Data entries:
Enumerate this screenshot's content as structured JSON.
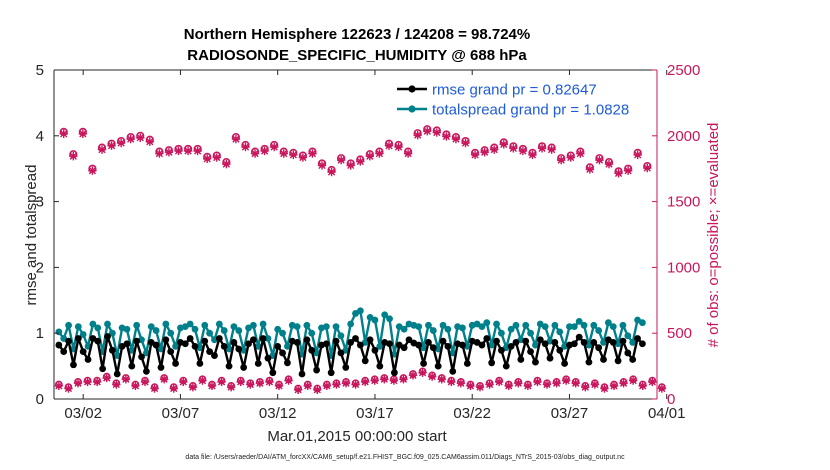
{
  "chart_data": {
    "type": "line",
    "title_line1": "Northern Hemisphere 122623 / 124208 = 98.724%",
    "title_line2": "RADIOSONDE_SPECIFIC_HUMIDITY @ 688 hPa",
    "xlabel": "Mar.01,2015 00:00:00 start",
    "ylabel_left": "rmse and totalspread",
    "ylabel_right": "# of obs: o=possible; ×=evaluated",
    "footnote": "data file: /Users/raeder/DAI/ATM_forcXX/CAM6_setup/f.e21.FHIST_BGC.f09_025.CAM6assim.011/Diags_NTrS_2015-03/obs_diag_output.nc",
    "x_range": [
      0.5,
      31.5
    ],
    "x_ticks": [
      {
        "value": 2,
        "label": "03/02"
      },
      {
        "value": 7,
        "label": "03/07"
      },
      {
        "value": 12,
        "label": "03/12"
      },
      {
        "value": 17,
        "label": "03/17"
      },
      {
        "value": 22,
        "label": "03/22"
      },
      {
        "value": 27,
        "label": "03/27"
      },
      {
        "value": 32,
        "label": "04/01"
      }
    ],
    "y_left_range": [
      0,
      5
    ],
    "y_left_ticks": [
      "0",
      "1",
      "2",
      "3",
      "4",
      "5"
    ],
    "y_right_range": [
      0,
      2500
    ],
    "y_right_ticks": [
      "0",
      "500",
      "1000",
      "1500",
      "2000",
      "2500"
    ],
    "colors": {
      "rmse": "#000000",
      "spread": "#00808a",
      "obs": "#c8175d",
      "legend_text": "#1f5bd6"
    },
    "legend": [
      {
        "label": "rmse grand pr = 0.82647",
        "series": "rmse"
      },
      {
        "label": "totalspread grand pr = 1.0828",
        "series": "spread"
      }
    ],
    "x_start": 0.75,
    "x_step": 0.25,
    "rmse": [
      0.82,
      0.72,
      0.88,
      0.52,
      0.92,
      0.72,
      0.6,
      0.92,
      0.88,
      0.46,
      0.95,
      0.74,
      0.38,
      0.8,
      0.84,
      0.5,
      0.88,
      0.64,
      0.42,
      0.86,
      0.82,
      0.48,
      0.9,
      0.72,
      0.54,
      0.86,
      0.84,
      0.92,
      0.8,
      0.54,
      0.88,
      0.72,
      0.66,
      0.92,
      0.8,
      0.5,
      0.86,
      0.76,
      0.48,
      0.84,
      0.9,
      0.54,
      0.92,
      0.62,
      0.4,
      0.8,
      0.7,
      0.55,
      0.88,
      0.86,
      0.38,
      0.9,
      0.74,
      0.44,
      0.82,
      0.84,
      0.4,
      0.88,
      0.7,
      0.48,
      0.86,
      0.92,
      0.82,
      0.58,
      0.9,
      0.74,
      0.5,
      0.86,
      0.84,
      0.4,
      0.82,
      0.78,
      0.9,
      0.85,
      0.82,
      0.54,
      0.86,
      0.78,
      0.5,
      0.88,
      0.8,
      0.42,
      0.84,
      0.82,
      0.54,
      0.88,
      0.86,
      0.82,
      0.92,
      0.55,
      0.88,
      0.74,
      0.5,
      0.8,
      0.86,
      0.6,
      0.88,
      0.72,
      0.56,
      0.9,
      0.84,
      0.62,
      0.86,
      0.74,
      0.54,
      0.82,
      0.84,
      0.94,
      0.86,
      0.56,
      0.86,
      0.78,
      0.6,
      0.9,
      0.86,
      0.58,
      0.88,
      0.7,
      0.6,
      0.92,
      0.84
    ],
    "spread": [
      1.02,
      0.92,
      1.12,
      0.76,
      1.1,
      0.98,
      0.8,
      1.14,
      1.08,
      0.72,
      1.14,
      1.0,
      0.66,
      1.08,
      1.06,
      0.74,
      1.12,
      0.9,
      0.7,
      1.1,
      1.04,
      0.76,
      1.14,
      1.0,
      0.8,
      1.08,
      1.1,
      1.14,
      1.06,
      0.78,
      1.12,
      1.0,
      0.9,
      1.14,
      1.04,
      0.76,
      1.1,
      1.04,
      0.74,
      1.08,
      1.12,
      0.8,
      1.14,
      0.92,
      0.66,
      1.06,
      1.0,
      0.8,
      1.12,
      1.1,
      0.68,
      1.12,
      1.0,
      0.7,
      1.08,
      1.1,
      0.66,
      1.1,
      0.96,
      0.74,
      1.14,
      1.3,
      1.34,
      0.86,
      1.24,
      1.2,
      0.8,
      1.28,
      1.22,
      0.68,
      1.1,
      1.06,
      1.14,
      1.12,
      1.1,
      0.78,
      1.12,
      1.04,
      0.76,
      1.12,
      1.06,
      0.7,
      1.1,
      1.08,
      0.8,
      1.12,
      1.14,
      1.1,
      1.16,
      0.82,
      1.14,
      1.0,
      0.78,
      1.06,
      1.12,
      0.9,
      1.12,
      1.0,
      0.82,
      1.14,
      1.1,
      0.88,
      1.12,
      1.02,
      0.8,
      1.1,
      1.1,
      1.18,
      1.12,
      0.82,
      1.12,
      1.04,
      0.86,
      1.16,
      1.1,
      0.84,
      1.12,
      0.96,
      0.86,
      1.2,
      1.16
    ],
    "obs_possible": [
      2030,
      1860,
      2030,
      1750,
      1910,
      1940,
      1960,
      1990,
      2000,
      1970,
      1880,
      1890,
      1900,
      1900,
      1900,
      1840,
      1850,
      1800,
      1990,
      1930,
      1880,
      1900,
      1930,
      1880,
      1870,
      1850,
      1880,
      1790,
      1740,
      1830,
      1790,
      1820,
      1860,
      1880,
      1940,
      1930,
      1880,
      2020,
      2050,
      2040,
      2010,
      1990,
      1960,
      1870,
      1890,
      1910,
      1950,
      1920,
      1900,
      1870,
      1920,
      1910,
      1830,
      1850,
      1880,
      1760,
      1830,
      1800,
      1730,
      1750,
      1870,
      1770
    ],
    "obs_evaluated": [
      2015,
      1845,
      2015,
      1735,
      1895,
      1925,
      1945,
      1975,
      1985,
      1955,
      1865,
      1875,
      1885,
      1885,
      1885,
      1825,
      1835,
      1785,
      1975,
      1915,
      1865,
      1885,
      1915,
      1865,
      1855,
      1835,
      1865,
      1775,
      1725,
      1815,
      1775,
      1805,
      1845,
      1865,
      1925,
      1915,
      1865,
      2005,
      2035,
      2025,
      1995,
      1975,
      1945,
      1855,
      1875,
      1895,
      1935,
      1905,
      1885,
      1855,
      1905,
      1895,
      1815,
      1835,
      1865,
      1745,
      1815,
      1785,
      1715,
      1735,
      1855,
      1755
    ],
    "obs_low_possible": [
      110,
      90,
      130,
      140,
      140,
      170,
      120,
      160,
      110,
      140,
      90,
      160,
      90,
      140,
      100,
      150,
      110,
      140,
      100,
      140,
      120,
      130,
      140,
      110,
      150,
      80,
      110,
      80,
      110,
      120,
      130,
      120,
      140,
      150,
      160,
      150,
      160,
      190,
      210,
      180,
      160,
      140,
      130,
      110,
      100,
      120,
      140,
      110,
      130,
      110,
      140,
      120,
      130,
      150,
      130,
      100,
      120,
      90,
      110,
      130,
      150,
      110,
      140,
      90
    ],
    "obs_low_evaluated": [
      100,
      80,
      120,
      130,
      130,
      160,
      110,
      150,
      100,
      130,
      80,
      150,
      80,
      130,
      90,
      140,
      100,
      130,
      90,
      130,
      110,
      120,
      130,
      100,
      140,
      70,
      100,
      70,
      100,
      110,
      120,
      110,
      130,
      140,
      150,
      140,
      150,
      180,
      200,
      170,
      150,
      130,
      120,
      100,
      90,
      110,
      130,
      100,
      120,
      100,
      130,
      110,
      120,
      140,
      120,
      90,
      110,
      80,
      100,
      120,
      140,
      100,
      130,
      80
    ]
  }
}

Objective: Identify the lines of the data that contain the word "value". Copy each of them.

Full solution:
        "value": 2,
        "value": 7,
        "value": 12,
        "value": 17,
        "value": 22,
        "value": 27,
        "value": 32,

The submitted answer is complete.